====== Rows

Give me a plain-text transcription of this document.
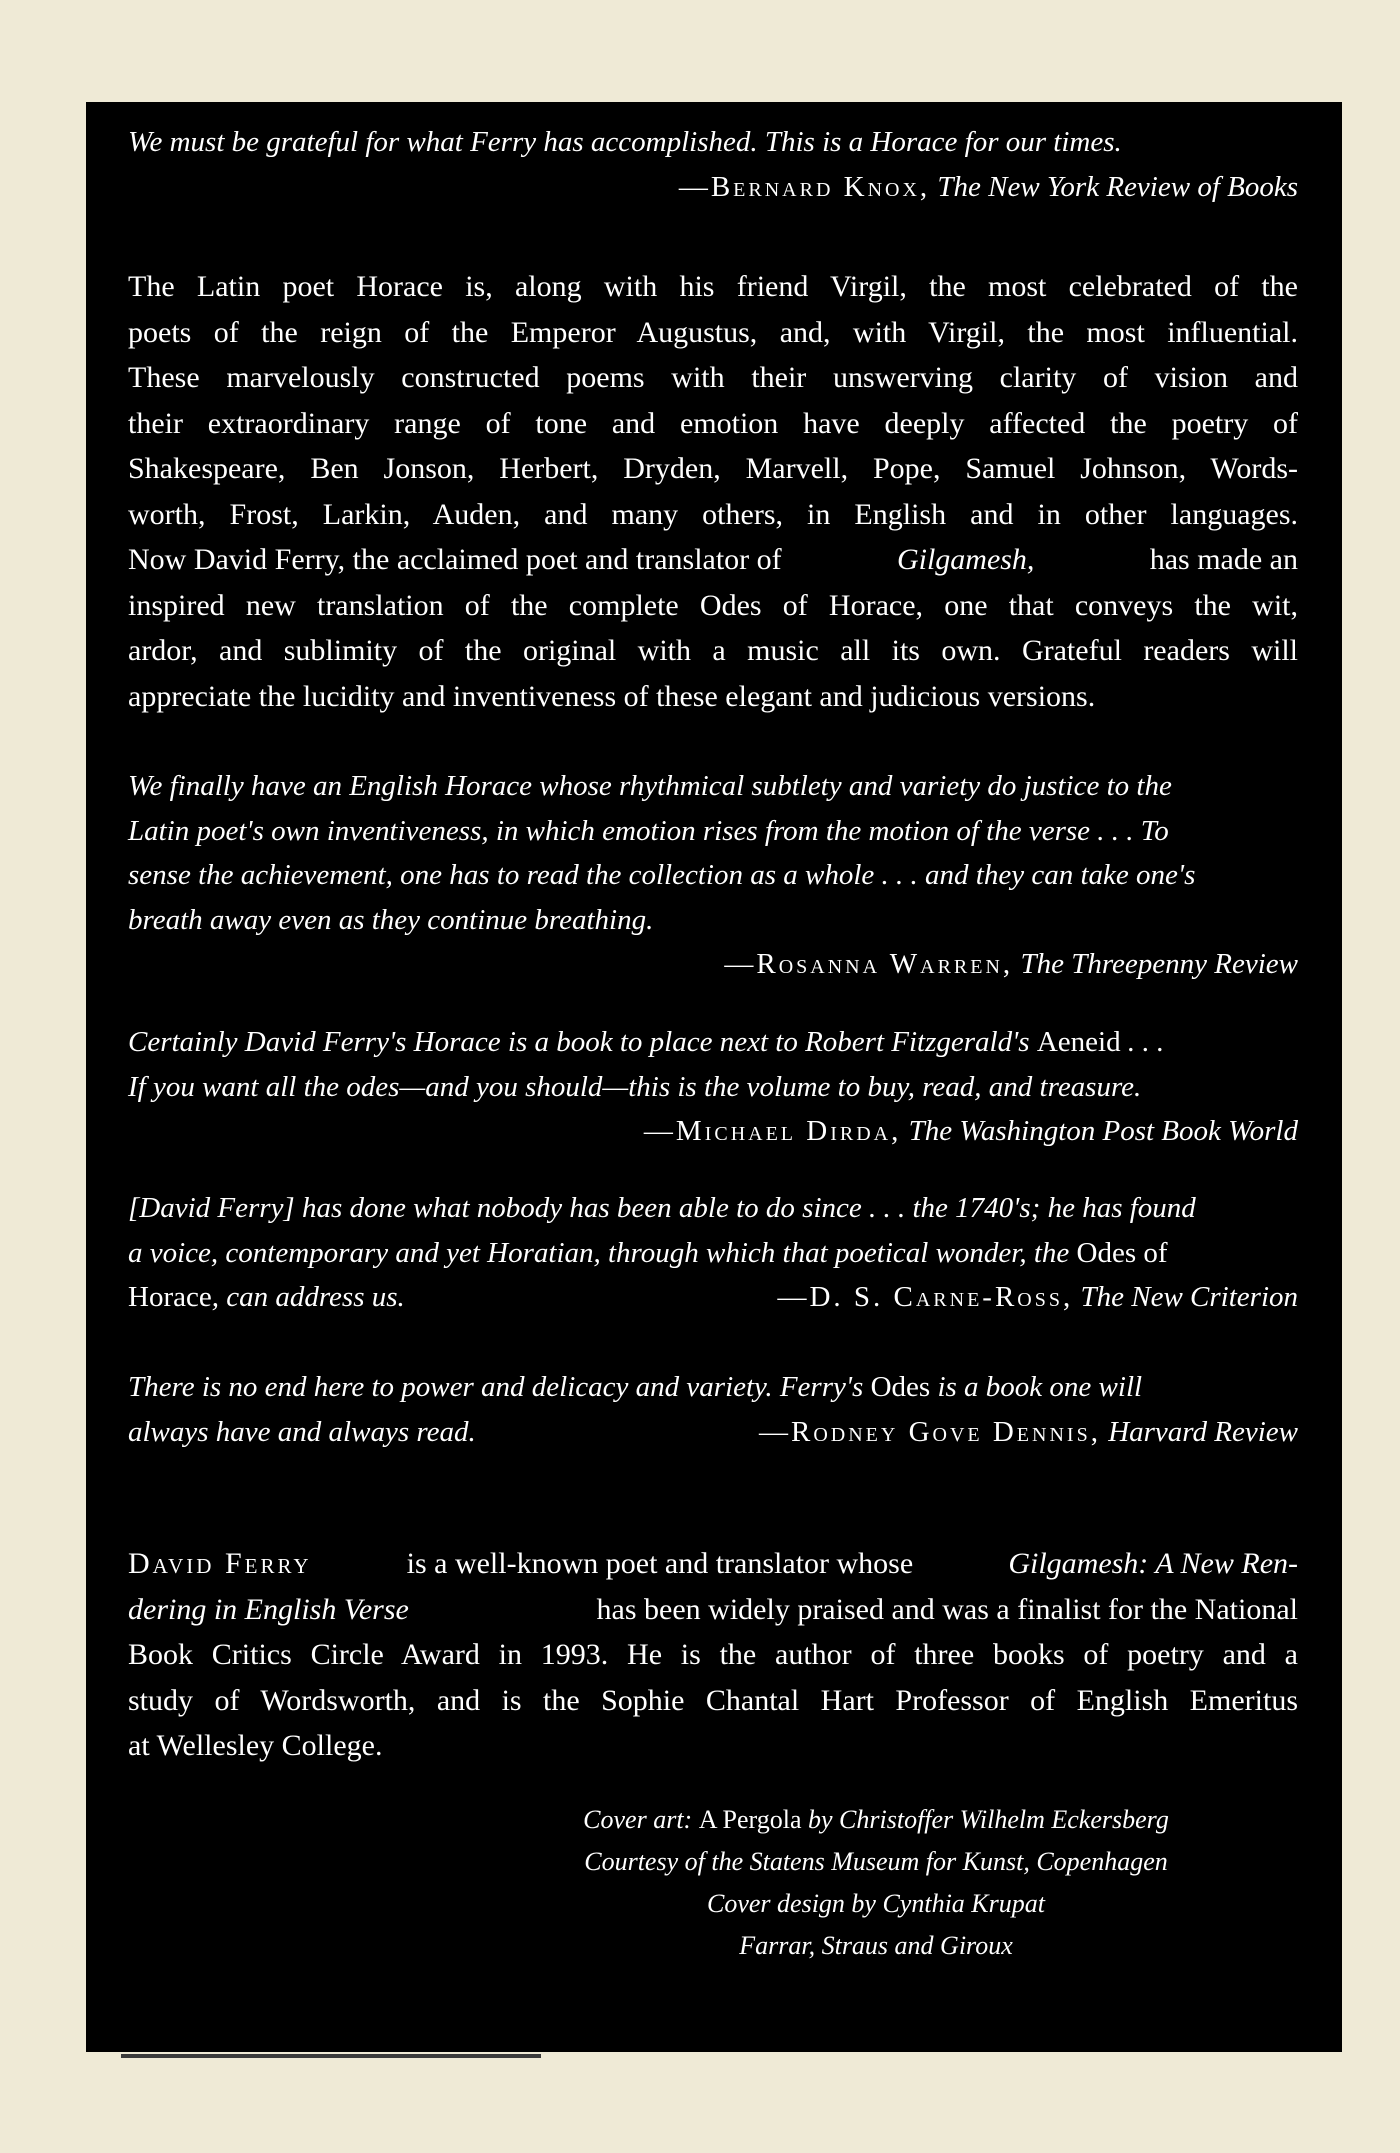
We must be grateful for what Ferry has accomplished. This is a Horace for our times.
—Bernard Knox, The New York Review of Books
The Latin poet Horace is, along with his friend Virgil, the most celebrated of the
poets of the reign of the Emperor Augustus, and, with Virgil, the most influential.
These marvelously constructed poems with their unswerving clarity of vision and
their extraordinary range of tone and emotion have deeply affected the poetry of
Shakespeare, Ben Jonson, Herbert, Dryden, Marvell, Pope, Samuel Johnson, Words-
worth, Frost, Larkin, Auden, and many others, in English and in other languages.
Now David Ferry, the acclaimed poet and translator of	Gilgamesh,	has made an
inspired new translation of the complete Odes of Horace, one that conveys the wit,
ardor, and sublimity of the original with a music all its own. Grateful readers will
appreciate the lucidity and inventiveness of these elegant and judicious versions.
We finally have an English Horace whose rhythmical subtlety and variety do justice to the
Latin poet's own inventiveness, in which emotion rises from the motion of the verse . . . To
sense the achievement, one has to read the collection as a whole . . . and they can take one's
breath away even as they continue breathing.
—Rosanna Warren, The Threepenny Review
Certainly David Ferry's Horace is a book to place next to Robert Fitzgerald's Aeneid . . .
If you want all the odes—and you should—this is the volume to buy, read, and treasure.
—Michael Dirda, The Washington Post Book World
[David Ferry] has done what nobody has been able to do since . . . the 1740's; he has found
a voice, contemporary and yet Horatian, through which that poetical wonder, the Odes of
Horace, can address us.	—D. S. Carne-Ross, The New Criterion
There is no end here to power and delicacy and variety. Ferry's Odes is a book one will
always have and always read.	—Rodney Gove Dennis, Harvard Review
David Ferry	is a well-known poet and translator whose	Gilgamesh: A New Ren-
dering in English Verse	has been widely praised and was a finalist for the National
Book Critics Circle Award in 1993. He is the author of three books of poetry and a
study of Wordsworth, and is the Sophie Chantal Hart Professor of English Emeritus
at Wellesley College.
Cover art: A Pergola by Christoffer Wilhelm Eckersberg
Courtesy of the Statens Museum for Kunst, Copenhagen
Cover design by Cynthia Krupat
Farrar, Straus and Giroux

============

Problem:
Reproduce the data word for word, excluding its pictures.

Exercise response:
Give me a plain-text transcription of this document.
We must be grateful for what Ferry has accomplished. This is a Horace for our times.
—Bernard Knox, The New York Review of Books
The Latin poet Horace is, along with his friend Virgil, the most celebrated of the
poets of the reign of the Emperor Augustus, and, with Virgil, the most influential.
These marvelously constructed poems with their unswerving clarity of vision and
their extraordinary range of tone and emotion have deeply affected the poetry of
Shakespeare, Ben Jonson, Herbert, Dryden, Marvell, Pope, Samuel Johnson, Words-
worth, Frost, Larkin, Auden, and many others, in English and in other languages.
Now David Ferry, the acclaimed poet and translator of	Gilgamesh,	has made an
inspired new translation of the complete Odes of Horace, one that conveys the wit,
ardor, and sublimity of the original with a music all its own. Grateful readers will
appreciate the lucidity and inventiveness of these elegant and judicious versions.
We finally have an English Horace whose rhythmical subtlety and variety do justice to the
Latin poet's own inventiveness, in which emotion rises from the motion of the verse . . . To
sense the achievement, one has to read the collection as a whole . . . and they can take one's
breath away even as they continue breathing.
—Rosanna Warren, The Threepenny Review
Certainly David Ferry's Horace is a book to place next to Robert Fitzgerald's Aeneid . . .
If you want all the odes—and you should—this is the volume to buy, read, and treasure.
—Michael Dirda, The Washington Post Book World
[David Ferry] has done what nobody has been able to do since . . . the 1740's; he has found
a voice, contemporary and yet Horatian, through which that poetical wonder, the Odes of
Horace, can address us.	—D. S. Carne-Ross, The New Criterion
There is no end here to power and delicacy and variety. Ferry's Odes is a book one will
always have and always read.	—Rodney Gove Dennis, Harvard Review
David Ferry	is a well-known poet and translator whose	Gilgamesh: A New Ren-
dering in English Verse	has been widely praised and was a finalist for the National
Book Critics Circle Award in 1993. He is the author of three books of poetry and a
study of Wordsworth, and is the Sophie Chantal Hart Professor of English Emeritus
at Wellesley College.
Cover art: A Pergola by Christoffer Wilhelm Eckersberg
Courtesy of the Statens Museum for Kunst, Copenhagen
Cover design by Cynthia Krupat
Farrar, Straus and Giroux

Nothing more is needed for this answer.